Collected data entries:
**********

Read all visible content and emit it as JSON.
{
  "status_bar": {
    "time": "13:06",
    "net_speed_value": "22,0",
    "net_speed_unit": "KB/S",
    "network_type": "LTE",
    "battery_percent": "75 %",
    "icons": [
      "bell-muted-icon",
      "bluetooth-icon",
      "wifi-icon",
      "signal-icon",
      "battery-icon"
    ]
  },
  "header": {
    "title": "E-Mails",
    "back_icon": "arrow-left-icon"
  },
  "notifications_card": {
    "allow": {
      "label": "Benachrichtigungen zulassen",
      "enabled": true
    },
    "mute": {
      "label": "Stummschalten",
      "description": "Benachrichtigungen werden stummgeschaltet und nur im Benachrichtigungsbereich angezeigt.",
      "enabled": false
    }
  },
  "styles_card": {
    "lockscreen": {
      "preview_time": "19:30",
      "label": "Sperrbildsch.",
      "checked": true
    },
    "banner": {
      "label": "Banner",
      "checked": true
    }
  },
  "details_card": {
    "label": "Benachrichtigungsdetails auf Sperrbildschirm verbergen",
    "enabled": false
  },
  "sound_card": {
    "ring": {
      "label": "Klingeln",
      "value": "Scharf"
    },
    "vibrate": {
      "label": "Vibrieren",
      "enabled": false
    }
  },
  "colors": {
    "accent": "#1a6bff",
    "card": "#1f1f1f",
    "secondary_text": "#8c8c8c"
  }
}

**********

What is expected: Identify each line holding the string "enabled", and copy it out.

Result for this task:
      "enabled": true
      "enabled": false
    "enabled": false
      "enabled": false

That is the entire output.